▶ _What is being asked_: Transcribe every line exactly. Leave the pictures behind.

▶ _Records for the exercise_:
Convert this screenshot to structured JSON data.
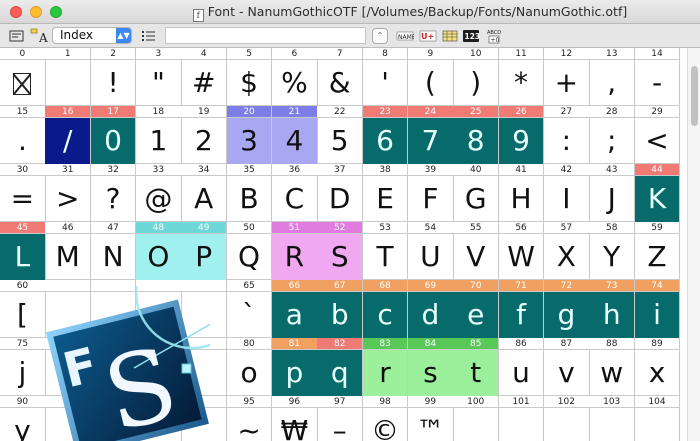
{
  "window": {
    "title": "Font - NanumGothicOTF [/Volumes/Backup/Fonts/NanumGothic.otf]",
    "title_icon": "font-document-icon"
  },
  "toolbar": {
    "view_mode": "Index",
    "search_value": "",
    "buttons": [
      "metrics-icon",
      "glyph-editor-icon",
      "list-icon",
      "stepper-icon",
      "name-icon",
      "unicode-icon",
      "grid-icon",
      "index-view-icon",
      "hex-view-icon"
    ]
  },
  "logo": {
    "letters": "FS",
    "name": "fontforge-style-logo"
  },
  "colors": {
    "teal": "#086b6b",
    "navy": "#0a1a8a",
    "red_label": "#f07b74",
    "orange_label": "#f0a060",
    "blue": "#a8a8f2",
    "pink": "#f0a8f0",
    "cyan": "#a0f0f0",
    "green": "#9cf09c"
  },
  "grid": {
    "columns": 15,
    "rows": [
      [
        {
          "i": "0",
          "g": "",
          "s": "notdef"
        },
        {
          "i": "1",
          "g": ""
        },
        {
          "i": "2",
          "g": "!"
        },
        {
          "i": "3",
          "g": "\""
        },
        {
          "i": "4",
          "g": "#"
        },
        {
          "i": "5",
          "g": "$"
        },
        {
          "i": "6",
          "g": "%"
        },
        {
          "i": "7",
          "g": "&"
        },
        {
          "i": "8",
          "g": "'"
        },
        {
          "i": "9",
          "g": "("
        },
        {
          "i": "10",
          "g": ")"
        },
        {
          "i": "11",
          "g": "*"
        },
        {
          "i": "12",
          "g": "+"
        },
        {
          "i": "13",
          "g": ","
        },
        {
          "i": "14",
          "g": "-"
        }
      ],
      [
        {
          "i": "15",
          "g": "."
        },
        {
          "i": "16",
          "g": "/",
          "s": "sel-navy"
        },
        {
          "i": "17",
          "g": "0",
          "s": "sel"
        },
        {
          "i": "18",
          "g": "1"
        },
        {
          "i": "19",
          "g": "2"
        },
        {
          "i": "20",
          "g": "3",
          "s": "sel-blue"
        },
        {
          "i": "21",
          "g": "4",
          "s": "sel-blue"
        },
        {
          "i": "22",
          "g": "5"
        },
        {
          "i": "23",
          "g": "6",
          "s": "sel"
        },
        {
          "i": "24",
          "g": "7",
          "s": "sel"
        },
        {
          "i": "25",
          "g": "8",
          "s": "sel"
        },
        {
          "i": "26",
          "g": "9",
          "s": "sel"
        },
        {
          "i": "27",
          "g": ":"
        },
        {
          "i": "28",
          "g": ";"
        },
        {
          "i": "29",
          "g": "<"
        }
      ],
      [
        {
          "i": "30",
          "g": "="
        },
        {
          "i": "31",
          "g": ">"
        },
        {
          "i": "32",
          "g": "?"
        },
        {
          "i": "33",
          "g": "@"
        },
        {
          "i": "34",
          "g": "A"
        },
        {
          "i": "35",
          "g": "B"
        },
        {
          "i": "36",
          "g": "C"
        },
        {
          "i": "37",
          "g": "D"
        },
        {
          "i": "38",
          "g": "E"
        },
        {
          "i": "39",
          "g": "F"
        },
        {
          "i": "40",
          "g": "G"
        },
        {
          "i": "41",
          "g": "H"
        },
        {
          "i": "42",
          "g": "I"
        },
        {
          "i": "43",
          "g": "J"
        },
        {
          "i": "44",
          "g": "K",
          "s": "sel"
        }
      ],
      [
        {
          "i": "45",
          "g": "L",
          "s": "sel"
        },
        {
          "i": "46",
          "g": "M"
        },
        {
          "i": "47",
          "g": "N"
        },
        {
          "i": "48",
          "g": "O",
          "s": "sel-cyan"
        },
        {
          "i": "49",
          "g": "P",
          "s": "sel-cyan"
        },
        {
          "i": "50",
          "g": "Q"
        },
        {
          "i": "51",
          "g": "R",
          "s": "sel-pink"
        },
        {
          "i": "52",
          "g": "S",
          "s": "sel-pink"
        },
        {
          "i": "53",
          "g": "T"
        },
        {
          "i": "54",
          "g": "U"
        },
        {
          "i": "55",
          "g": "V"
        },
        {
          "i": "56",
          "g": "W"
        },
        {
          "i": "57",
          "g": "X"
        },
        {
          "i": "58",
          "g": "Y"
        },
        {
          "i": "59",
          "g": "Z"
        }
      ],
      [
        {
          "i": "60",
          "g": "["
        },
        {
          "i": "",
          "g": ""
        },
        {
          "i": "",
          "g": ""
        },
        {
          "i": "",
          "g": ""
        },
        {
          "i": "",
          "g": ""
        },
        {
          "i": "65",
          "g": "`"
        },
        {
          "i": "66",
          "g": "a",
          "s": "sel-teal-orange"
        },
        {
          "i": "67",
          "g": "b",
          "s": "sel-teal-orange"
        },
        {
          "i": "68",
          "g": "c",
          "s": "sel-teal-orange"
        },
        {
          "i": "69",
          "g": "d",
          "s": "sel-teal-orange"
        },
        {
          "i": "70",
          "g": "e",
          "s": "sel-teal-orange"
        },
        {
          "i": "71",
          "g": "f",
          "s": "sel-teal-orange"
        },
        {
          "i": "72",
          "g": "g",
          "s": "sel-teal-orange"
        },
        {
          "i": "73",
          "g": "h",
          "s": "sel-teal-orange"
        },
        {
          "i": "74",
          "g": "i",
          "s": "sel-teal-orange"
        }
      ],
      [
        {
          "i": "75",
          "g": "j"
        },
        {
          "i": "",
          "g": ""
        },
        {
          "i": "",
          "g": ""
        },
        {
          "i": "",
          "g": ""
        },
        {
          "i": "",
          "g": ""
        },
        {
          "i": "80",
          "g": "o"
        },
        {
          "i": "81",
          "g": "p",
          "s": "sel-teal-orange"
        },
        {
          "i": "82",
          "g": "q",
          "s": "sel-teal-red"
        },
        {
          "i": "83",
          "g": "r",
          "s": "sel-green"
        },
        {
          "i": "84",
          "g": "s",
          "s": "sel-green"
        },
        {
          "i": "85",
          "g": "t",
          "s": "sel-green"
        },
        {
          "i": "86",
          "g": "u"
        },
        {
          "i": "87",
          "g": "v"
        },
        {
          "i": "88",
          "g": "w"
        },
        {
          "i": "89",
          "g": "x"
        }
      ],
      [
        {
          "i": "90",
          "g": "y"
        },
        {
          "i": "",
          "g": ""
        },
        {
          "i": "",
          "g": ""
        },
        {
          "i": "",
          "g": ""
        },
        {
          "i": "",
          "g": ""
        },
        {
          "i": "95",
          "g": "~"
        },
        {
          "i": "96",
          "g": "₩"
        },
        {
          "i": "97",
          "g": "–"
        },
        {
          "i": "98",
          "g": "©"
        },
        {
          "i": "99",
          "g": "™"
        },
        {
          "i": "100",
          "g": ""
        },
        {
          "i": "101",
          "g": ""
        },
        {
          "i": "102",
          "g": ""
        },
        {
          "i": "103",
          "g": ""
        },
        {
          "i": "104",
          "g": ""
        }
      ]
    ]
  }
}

▶ _Expected answer_:
Convert this screenshot to structured JSON data.
{
  "window": {
    "title": "Font - NanumGothicOTF [/Volumes/Backup/Fonts/NanumGothic.otf]",
    "title_icon": "font-document-icon"
  },
  "toolbar": {
    "view_mode": "Index",
    "search_value": "",
    "buttons": [
      "metrics-icon",
      "glyph-editor-icon",
      "list-icon",
      "stepper-icon",
      "name-icon",
      "unicode-icon",
      "grid-icon",
      "index-view-icon",
      "hex-view-icon"
    ]
  },
  "logo": {
    "letters": "FS",
    "name": "fontforge-style-logo"
  },
  "colors": {
    "teal": "#086b6b",
    "navy": "#0a1a8a",
    "red_label": "#f07b74",
    "orange_label": "#f0a060",
    "blue": "#a8a8f2",
    "pink": "#f0a8f0",
    "cyan": "#a0f0f0",
    "green": "#9cf09c"
  },
  "grid": {
    "columns": 15,
    "rows": [
      [
        {
          "i": "0",
          "g": "",
          "s": "notdef"
        },
        {
          "i": "1",
          "g": ""
        },
        {
          "i": "2",
          "g": "!"
        },
        {
          "i": "3",
          "g": "\""
        },
        {
          "i": "4",
          "g": "#"
        },
        {
          "i": "5",
          "g": "$"
        },
        {
          "i": "6",
          "g": "%"
        },
        {
          "i": "7",
          "g": "&"
        },
        {
          "i": "8",
          "g": "'"
        },
        {
          "i": "9",
          "g": "("
        },
        {
          "i": "10",
          "g": ")"
        },
        {
          "i": "11",
          "g": "*"
        },
        {
          "i": "12",
          "g": "+"
        },
        {
          "i": "13",
          "g": ","
        },
        {
          "i": "14",
          "g": "-"
        }
      ],
      [
        {
          "i": "15",
          "g": "."
        },
        {
          "i": "16",
          "g": "/",
          "s": "sel-navy"
        },
        {
          "i": "17",
          "g": "0",
          "s": "sel"
        },
        {
          "i": "18",
          "g": "1"
        },
        {
          "i": "19",
          "g": "2"
        },
        {
          "i": "20",
          "g": "3",
          "s": "sel-blue"
        },
        {
          "i": "21",
          "g": "4",
          "s": "sel-blue"
        },
        {
          "i": "22",
          "g": "5"
        },
        {
          "i": "23",
          "g": "6",
          "s": "sel"
        },
        {
          "i": "24",
          "g": "7",
          "s": "sel"
        },
        {
          "i": "25",
          "g": "8",
          "s": "sel"
        },
        {
          "i": "26",
          "g": "9",
          "s": "sel"
        },
        {
          "i": "27",
          "g": ":"
        },
        {
          "i": "28",
          "g": ";"
        },
        {
          "i": "29",
          "g": "<"
        }
      ],
      [
        {
          "i": "30",
          "g": "="
        },
        {
          "i": "31",
          "g": ">"
        },
        {
          "i": "32",
          "g": "?"
        },
        {
          "i": "33",
          "g": "@"
        },
        {
          "i": "34",
          "g": "A"
        },
        {
          "i": "35",
          "g": "B"
        },
        {
          "i": "36",
          "g": "C"
        },
        {
          "i": "37",
          "g": "D"
        },
        {
          "i": "38",
          "g": "E"
        },
        {
          "i": "39",
          "g": "F"
        },
        {
          "i": "40",
          "g": "G"
        },
        {
          "i": "41",
          "g": "H"
        },
        {
          "i": "42",
          "g": "I"
        },
        {
          "i": "43",
          "g": "J"
        },
        {
          "i": "44",
          "g": "K",
          "s": "sel"
        }
      ],
      [
        {
          "i": "45",
          "g": "L",
          "s": "sel"
        },
        {
          "i": "46",
          "g": "M"
        },
        {
          "i": "47",
          "g": "N"
        },
        {
          "i": "48",
          "g": "O",
          "s": "sel-cyan"
        },
        {
          "i": "49",
          "g": "P",
          "s": "sel-cyan"
        },
        {
          "i": "50",
          "g": "Q"
        },
        {
          "i": "51",
          "g": "R",
          "s": "sel-pink"
        },
        {
          "i": "52",
          "g": "S",
          "s": "sel-pink"
        },
        {
          "i": "53",
          "g": "T"
        },
        {
          "i": "54",
          "g": "U"
        },
        {
          "i": "55",
          "g": "V"
        },
        {
          "i": "56",
          "g": "W"
        },
        {
          "i": "57",
          "g": "X"
        },
        {
          "i": "58",
          "g": "Y"
        },
        {
          "i": "59",
          "g": "Z"
        }
      ],
      [
        {
          "i": "60",
          "g": "["
        },
        {
          "i": "",
          "g": ""
        },
        {
          "i": "",
          "g": ""
        },
        {
          "i": "",
          "g": ""
        },
        {
          "i": "",
          "g": ""
        },
        {
          "i": "65",
          "g": "`"
        },
        {
          "i": "66",
          "g": "a",
          "s": "sel-teal-orange"
        },
        {
          "i": "67",
          "g": "b",
          "s": "sel-teal-orange"
        },
        {
          "i": "68",
          "g": "c",
          "s": "sel-teal-orange"
        },
        {
          "i": "69",
          "g": "d",
          "s": "sel-teal-orange"
        },
        {
          "i": "70",
          "g": "e",
          "s": "sel-teal-orange"
        },
        {
          "i": "71",
          "g": "f",
          "s": "sel-teal-orange"
        },
        {
          "i": "72",
          "g": "g",
          "s": "sel-teal-orange"
        },
        {
          "i": "73",
          "g": "h",
          "s": "sel-teal-orange"
        },
        {
          "i": "74",
          "g": "i",
          "s": "sel-teal-orange"
        }
      ],
      [
        {
          "i": "75",
          "g": "j"
        },
        {
          "i": "",
          "g": ""
        },
        {
          "i": "",
          "g": ""
        },
        {
          "i": "",
          "g": ""
        },
        {
          "i": "",
          "g": ""
        },
        {
          "i": "80",
          "g": "o"
        },
        {
          "i": "81",
          "g": "p",
          "s": "sel-teal-orange"
        },
        {
          "i": "82",
          "g": "q",
          "s": "sel-teal-red"
        },
        {
          "i": "83",
          "g": "r",
          "s": "sel-green"
        },
        {
          "i": "84",
          "g": "s",
          "s": "sel-green"
        },
        {
          "i": "85",
          "g": "t",
          "s": "sel-green"
        },
        {
          "i": "86",
          "g": "u"
        },
        {
          "i": "87",
          "g": "v"
        },
        {
          "i": "88",
          "g": "w"
        },
        {
          "i": "89",
          "g": "x"
        }
      ],
      [
        {
          "i": "90",
          "g": "y"
        },
        {
          "i": "",
          "g": ""
        },
        {
          "i": "",
          "g": ""
        },
        {
          "i": "",
          "g": ""
        },
        {
          "i": "",
          "g": ""
        },
        {
          "i": "95",
          "g": "~"
        },
        {
          "i": "96",
          "g": "₩"
        },
        {
          "i": "97",
          "g": "–"
        },
        {
          "i": "98",
          "g": "©"
        },
        {
          "i": "99",
          "g": "™"
        },
        {
          "i": "100",
          "g": ""
        },
        {
          "i": "101",
          "g": ""
        },
        {
          "i": "102",
          "g": ""
        },
        {
          "i": "103",
          "g": ""
        },
        {
          "i": "104",
          "g": ""
        }
      ]
    ]
  }
}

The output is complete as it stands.